The task
Gather up every line that includes the string "distillate".
+ + + + + + +
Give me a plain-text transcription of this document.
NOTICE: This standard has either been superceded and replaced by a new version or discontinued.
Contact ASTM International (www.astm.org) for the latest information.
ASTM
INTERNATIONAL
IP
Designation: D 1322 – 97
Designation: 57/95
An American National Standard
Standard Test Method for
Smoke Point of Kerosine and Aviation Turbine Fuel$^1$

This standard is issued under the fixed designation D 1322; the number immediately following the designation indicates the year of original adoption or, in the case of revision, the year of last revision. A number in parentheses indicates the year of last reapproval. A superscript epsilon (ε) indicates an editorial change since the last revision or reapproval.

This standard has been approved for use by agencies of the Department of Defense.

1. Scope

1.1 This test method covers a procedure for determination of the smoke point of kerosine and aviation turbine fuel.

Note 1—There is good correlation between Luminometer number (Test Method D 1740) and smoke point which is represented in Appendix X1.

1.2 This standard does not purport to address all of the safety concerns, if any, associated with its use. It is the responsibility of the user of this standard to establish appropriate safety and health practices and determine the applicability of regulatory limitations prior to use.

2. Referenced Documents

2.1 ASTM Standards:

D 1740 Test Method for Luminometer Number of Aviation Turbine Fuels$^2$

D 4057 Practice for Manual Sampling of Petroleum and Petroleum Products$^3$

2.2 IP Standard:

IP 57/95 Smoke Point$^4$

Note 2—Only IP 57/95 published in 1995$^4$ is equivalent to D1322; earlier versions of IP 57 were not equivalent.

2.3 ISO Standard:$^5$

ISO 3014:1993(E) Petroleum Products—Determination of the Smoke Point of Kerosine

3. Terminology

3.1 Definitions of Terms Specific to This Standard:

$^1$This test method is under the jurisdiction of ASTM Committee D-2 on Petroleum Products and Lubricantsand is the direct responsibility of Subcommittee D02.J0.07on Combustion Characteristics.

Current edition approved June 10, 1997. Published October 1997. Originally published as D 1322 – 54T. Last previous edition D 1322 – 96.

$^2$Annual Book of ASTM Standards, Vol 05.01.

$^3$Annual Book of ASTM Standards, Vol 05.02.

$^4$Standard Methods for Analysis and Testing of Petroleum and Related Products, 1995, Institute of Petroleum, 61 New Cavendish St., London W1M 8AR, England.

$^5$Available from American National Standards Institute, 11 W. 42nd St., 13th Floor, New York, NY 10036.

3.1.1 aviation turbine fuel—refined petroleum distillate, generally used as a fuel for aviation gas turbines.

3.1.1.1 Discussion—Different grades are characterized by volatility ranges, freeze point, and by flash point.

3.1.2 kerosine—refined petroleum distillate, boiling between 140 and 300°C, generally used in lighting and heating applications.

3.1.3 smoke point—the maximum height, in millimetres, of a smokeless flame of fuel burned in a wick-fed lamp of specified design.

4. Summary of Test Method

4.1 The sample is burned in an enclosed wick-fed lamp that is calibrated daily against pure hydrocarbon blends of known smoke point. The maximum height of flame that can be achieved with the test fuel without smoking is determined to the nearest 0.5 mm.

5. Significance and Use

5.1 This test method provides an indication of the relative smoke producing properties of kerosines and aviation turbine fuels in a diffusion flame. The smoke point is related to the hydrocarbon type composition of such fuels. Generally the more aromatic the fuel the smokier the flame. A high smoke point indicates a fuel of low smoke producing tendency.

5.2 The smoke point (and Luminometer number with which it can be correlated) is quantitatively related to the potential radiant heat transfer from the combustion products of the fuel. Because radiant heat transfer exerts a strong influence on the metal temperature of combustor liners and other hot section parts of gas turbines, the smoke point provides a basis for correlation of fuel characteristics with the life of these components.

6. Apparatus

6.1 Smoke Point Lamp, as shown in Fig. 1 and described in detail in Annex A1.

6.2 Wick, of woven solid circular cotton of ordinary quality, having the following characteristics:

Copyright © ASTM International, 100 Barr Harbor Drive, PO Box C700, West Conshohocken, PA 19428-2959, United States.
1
+ + + + + + +
Task response
3.1.1 aviation turbine fuel—refined petroleum distillate, generally used as a fuel for aviation gas turbines.
3.1.2 kerosine—refined petroleum distillate, boiling between 140 and 300°C, generally used in lighting and heating applications.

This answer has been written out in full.